'''
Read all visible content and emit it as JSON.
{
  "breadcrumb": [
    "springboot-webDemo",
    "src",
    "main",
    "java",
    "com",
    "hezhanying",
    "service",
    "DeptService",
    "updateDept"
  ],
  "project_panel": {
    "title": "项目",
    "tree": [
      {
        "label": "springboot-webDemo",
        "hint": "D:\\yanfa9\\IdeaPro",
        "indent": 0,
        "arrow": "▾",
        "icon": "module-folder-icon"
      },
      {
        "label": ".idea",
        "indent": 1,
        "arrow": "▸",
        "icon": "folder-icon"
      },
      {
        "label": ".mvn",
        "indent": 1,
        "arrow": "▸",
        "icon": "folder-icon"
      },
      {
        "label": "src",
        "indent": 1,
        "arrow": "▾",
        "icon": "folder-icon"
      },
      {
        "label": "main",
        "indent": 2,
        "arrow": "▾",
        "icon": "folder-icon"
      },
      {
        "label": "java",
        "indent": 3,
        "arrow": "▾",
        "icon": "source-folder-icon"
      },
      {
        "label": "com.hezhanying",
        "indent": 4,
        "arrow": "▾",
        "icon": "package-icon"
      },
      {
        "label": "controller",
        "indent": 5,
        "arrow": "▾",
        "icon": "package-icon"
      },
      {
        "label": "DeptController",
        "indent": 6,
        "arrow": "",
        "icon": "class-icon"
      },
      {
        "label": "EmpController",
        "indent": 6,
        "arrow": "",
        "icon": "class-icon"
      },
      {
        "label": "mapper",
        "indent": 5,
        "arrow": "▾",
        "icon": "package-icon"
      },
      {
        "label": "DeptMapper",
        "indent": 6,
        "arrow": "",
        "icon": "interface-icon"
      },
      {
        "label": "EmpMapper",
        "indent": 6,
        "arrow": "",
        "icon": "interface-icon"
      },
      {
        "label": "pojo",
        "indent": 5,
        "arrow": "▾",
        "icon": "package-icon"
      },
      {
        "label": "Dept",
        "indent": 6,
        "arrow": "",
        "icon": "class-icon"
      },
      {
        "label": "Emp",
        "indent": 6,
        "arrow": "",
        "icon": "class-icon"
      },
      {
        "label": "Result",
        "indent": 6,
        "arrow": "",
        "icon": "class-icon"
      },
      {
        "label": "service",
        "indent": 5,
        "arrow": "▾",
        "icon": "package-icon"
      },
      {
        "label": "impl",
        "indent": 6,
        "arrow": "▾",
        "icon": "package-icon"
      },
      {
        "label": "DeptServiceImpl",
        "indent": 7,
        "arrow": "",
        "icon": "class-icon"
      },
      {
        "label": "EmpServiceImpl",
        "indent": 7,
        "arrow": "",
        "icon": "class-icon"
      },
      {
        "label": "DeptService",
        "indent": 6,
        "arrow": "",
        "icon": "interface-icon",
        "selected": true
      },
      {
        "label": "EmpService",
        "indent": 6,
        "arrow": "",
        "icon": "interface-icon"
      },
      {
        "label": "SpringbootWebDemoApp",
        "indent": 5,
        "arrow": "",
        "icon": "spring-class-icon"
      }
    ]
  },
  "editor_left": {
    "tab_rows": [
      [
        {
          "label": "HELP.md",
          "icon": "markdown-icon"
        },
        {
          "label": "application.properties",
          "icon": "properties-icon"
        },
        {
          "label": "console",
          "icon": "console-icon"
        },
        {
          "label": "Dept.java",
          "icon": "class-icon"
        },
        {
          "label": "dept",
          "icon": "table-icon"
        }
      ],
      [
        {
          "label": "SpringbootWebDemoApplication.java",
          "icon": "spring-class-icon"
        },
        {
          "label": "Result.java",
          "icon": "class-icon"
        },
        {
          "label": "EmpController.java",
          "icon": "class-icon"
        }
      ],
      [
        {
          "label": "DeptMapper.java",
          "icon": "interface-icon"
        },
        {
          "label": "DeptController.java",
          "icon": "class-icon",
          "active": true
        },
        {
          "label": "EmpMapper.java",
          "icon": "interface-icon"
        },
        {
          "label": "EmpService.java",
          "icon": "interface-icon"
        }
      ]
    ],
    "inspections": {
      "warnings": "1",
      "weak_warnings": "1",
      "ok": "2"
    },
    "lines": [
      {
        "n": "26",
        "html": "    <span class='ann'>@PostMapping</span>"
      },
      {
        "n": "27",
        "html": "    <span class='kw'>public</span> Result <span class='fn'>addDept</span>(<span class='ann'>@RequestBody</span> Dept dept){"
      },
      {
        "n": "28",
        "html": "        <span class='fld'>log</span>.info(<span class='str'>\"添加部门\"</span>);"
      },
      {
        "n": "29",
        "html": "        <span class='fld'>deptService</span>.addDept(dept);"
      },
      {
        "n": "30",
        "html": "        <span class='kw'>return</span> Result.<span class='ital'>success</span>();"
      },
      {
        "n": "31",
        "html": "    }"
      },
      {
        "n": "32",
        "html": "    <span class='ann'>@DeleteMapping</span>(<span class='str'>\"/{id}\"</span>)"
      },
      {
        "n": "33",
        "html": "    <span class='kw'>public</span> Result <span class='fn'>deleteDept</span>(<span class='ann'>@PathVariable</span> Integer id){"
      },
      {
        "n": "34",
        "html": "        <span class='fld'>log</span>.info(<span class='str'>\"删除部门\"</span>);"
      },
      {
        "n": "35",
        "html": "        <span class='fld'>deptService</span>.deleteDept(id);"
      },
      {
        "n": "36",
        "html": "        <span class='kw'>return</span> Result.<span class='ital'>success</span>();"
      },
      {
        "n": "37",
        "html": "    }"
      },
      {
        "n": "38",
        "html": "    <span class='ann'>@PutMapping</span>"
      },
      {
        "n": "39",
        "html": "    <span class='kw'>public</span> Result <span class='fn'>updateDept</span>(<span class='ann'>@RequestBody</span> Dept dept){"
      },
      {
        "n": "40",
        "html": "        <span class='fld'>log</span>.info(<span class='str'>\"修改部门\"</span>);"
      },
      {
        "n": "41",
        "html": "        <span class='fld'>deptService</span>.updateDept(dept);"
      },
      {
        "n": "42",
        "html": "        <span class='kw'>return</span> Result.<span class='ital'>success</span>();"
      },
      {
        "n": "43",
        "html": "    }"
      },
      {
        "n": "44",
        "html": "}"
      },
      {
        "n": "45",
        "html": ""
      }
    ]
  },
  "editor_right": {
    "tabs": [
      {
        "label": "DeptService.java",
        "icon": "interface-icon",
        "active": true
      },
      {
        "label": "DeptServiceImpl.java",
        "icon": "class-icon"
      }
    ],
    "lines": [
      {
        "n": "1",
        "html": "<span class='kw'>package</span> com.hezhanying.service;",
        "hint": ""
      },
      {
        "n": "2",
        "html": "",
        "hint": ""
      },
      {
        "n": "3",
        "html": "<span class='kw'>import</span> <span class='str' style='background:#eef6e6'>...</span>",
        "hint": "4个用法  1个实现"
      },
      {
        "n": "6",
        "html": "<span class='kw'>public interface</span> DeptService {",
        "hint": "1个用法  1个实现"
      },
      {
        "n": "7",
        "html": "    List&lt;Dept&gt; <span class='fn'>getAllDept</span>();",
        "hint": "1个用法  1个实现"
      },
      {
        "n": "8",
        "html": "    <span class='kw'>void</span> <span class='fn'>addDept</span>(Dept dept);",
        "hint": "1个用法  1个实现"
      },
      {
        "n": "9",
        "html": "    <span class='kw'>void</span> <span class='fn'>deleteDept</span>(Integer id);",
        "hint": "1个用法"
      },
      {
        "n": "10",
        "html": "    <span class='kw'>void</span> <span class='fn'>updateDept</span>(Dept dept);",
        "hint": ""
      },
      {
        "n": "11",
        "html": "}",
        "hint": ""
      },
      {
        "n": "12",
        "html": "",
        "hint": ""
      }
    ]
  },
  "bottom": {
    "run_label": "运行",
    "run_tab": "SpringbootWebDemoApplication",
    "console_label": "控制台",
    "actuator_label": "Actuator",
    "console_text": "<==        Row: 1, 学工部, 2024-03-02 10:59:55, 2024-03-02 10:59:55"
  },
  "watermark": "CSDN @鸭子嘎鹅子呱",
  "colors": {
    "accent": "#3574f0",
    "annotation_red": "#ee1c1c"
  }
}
'''
--- GOAL ---
Look for the word "info" and return every line where it occurs.

--- THE COMPLETED TASK ---
        "html": "        <span class='fld'>log</span>.info(<span class='str'>\"添加部门\"</span>);"
        "html": "        <span class='fld'>log</span>.info(<span class='str'>\"删除部门\"</span>);"
        "html": "        <span class='fld'>log</span>.info(<span class='str'>\"修改部门\"</span>);"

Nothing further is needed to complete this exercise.